## Required work
Reproduce the records below in their entirety, character for character.

## Stored data
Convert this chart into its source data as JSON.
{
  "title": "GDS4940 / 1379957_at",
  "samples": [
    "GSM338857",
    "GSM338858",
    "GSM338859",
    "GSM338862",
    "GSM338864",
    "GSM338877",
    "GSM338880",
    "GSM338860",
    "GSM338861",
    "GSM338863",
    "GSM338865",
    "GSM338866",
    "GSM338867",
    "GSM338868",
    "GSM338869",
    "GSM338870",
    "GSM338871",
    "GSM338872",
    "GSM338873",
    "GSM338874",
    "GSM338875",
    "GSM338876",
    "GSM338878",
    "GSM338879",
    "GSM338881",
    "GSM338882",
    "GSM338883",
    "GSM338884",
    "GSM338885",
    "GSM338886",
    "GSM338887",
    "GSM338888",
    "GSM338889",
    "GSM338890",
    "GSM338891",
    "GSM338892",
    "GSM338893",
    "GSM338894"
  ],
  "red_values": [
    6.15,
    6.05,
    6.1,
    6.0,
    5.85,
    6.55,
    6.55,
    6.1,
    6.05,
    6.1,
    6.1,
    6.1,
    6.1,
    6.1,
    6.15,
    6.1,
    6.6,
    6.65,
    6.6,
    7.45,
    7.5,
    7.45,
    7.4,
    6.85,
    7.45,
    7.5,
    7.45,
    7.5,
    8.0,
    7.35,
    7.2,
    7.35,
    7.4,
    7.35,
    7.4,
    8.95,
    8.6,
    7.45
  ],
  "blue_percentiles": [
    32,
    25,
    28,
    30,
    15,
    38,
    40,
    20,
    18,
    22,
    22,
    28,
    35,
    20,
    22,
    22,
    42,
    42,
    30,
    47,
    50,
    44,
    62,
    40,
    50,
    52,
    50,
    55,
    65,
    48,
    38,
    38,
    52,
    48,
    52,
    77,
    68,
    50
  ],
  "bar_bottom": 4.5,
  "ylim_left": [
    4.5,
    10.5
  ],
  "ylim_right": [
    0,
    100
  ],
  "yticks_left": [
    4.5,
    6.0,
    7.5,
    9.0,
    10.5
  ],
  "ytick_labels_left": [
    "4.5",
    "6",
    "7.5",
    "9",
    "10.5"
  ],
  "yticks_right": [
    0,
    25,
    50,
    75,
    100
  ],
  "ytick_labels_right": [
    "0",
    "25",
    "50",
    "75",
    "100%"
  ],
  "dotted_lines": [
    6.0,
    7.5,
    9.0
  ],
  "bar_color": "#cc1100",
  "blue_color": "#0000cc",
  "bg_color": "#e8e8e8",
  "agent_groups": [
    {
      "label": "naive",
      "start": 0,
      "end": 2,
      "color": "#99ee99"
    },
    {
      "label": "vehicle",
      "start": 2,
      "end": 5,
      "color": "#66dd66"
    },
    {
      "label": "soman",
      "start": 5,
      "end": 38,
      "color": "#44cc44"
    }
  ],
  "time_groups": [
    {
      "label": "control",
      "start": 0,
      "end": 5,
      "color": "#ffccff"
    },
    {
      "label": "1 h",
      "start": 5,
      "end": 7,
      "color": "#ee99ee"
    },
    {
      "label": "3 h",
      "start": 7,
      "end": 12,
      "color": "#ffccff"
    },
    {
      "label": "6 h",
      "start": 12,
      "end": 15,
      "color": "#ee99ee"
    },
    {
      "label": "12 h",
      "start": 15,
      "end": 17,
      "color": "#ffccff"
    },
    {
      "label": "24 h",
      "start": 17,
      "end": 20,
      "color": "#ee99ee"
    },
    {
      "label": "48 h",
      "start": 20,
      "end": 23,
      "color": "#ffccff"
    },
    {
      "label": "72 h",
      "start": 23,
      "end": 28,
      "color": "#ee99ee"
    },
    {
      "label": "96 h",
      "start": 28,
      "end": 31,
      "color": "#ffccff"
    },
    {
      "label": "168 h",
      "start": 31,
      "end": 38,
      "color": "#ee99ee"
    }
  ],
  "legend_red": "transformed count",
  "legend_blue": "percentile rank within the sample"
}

## The reply
Convert this chart into its source data as JSON.
{
  "title": "GDS4940 / 1379957_at",
  "samples": [
    "GSM338857",
    "GSM338858",
    "GSM338859",
    "GSM338862",
    "GSM338864",
    "GSM338877",
    "GSM338880",
    "GSM338860",
    "GSM338861",
    "GSM338863",
    "GSM338865",
    "GSM338866",
    "GSM338867",
    "GSM338868",
    "GSM338869",
    "GSM338870",
    "GSM338871",
    "GSM338872",
    "GSM338873",
    "GSM338874",
    "GSM338875",
    "GSM338876",
    "GSM338878",
    "GSM338879",
    "GSM338881",
    "GSM338882",
    "GSM338883",
    "GSM338884",
    "GSM338885",
    "GSM338886",
    "GSM338887",
    "GSM338888",
    "GSM338889",
    "GSM338890",
    "GSM338891",
    "GSM338892",
    "GSM338893",
    "GSM338894"
  ],
  "red_values": [
    6.15,
    6.05,
    6.1,
    6.0,
    5.85,
    6.55,
    6.55,
    6.1,
    6.05,
    6.1,
    6.1,
    6.1,
    6.1,
    6.1,
    6.15,
    6.1,
    6.6,
    6.65,
    6.6,
    7.45,
    7.5,
    7.45,
    7.4,
    6.85,
    7.45,
    7.5,
    7.45,
    7.5,
    8.0,
    7.35,
    7.2,
    7.35,
    7.4,
    7.35,
    7.4,
    8.95,
    8.6,
    7.45
  ],
  "blue_percentiles": [
    32,
    25,
    28,
    30,
    15,
    38,
    40,
    20,
    18,
    22,
    22,
    28,
    35,
    20,
    22,
    22,
    42,
    42,
    30,
    47,
    50,
    44,
    62,
    40,
    50,
    52,
    50,
    55,
    65,
    48,
    38,
    38,
    52,
    48,
    52,
    77,
    68,
    50
  ],
  "bar_bottom": 4.5,
  "ylim_left": [
    4.5,
    10.5
  ],
  "ylim_right": [
    0,
    100
  ],
  "yticks_left": [
    4.5,
    6.0,
    7.5,
    9.0,
    10.5
  ],
  "ytick_labels_left": [
    "4.5",
    "6",
    "7.5",
    "9",
    "10.5"
  ],
  "yticks_right": [
    0,
    25,
    50,
    75,
    100
  ],
  "ytick_labels_right": [
    "0",
    "25",
    "50",
    "75",
    "100%"
  ],
  "dotted_lines": [
    6.0,
    7.5,
    9.0
  ],
  "bar_color": "#cc1100",
  "blue_color": "#0000cc",
  "bg_color": "#e8e8e8",
  "agent_groups": [
    {
      "label": "naive",
      "start": 0,
      "end": 2,
      "color": "#99ee99"
    },
    {
      "label": "vehicle",
      "start": 2,
      "end": 5,
      "color": "#66dd66"
    },
    {
      "label": "soman",
      "start": 5,
      "end": 38,
      "color": "#44cc44"
    }
  ],
  "time_groups": [
    {
      "label": "control",
      "start": 0,
      "end": 5,
      "color": "#ffccff"
    },
    {
      "label": "1 h",
      "start": 5,
      "end": 7,
      "color": "#ee99ee"
    },
    {
      "label": "3 h",
      "start": 7,
      "end": 12,
      "color": "#ffccff"
    },
    {
      "label": "6 h",
      "start": 12,
      "end": 15,
      "color": "#ee99ee"
    },
    {
      "label": "12 h",
      "start": 15,
      "end": 17,
      "color": "#ffccff"
    },
    {
      "label": "24 h",
      "start": 17,
      "end": 20,
      "color": "#ee99ee"
    },
    {
      "label": "48 h",
      "start": 20,
      "end": 23,
      "color": "#ffccff"
    },
    {
      "label": "72 h",
      "start": 23,
      "end": 28,
      "color": "#ee99ee"
    },
    {
      "label": "96 h",
      "start": 28,
      "end": 31,
      "color": "#ffccff"
    },
    {
      "label": "168 h",
      "start": 31,
      "end": 38,
      "color": "#ee99ee"
    }
  ],
  "legend_red": "transformed count",
  "legend_blue": "percentile rank within the sample"
}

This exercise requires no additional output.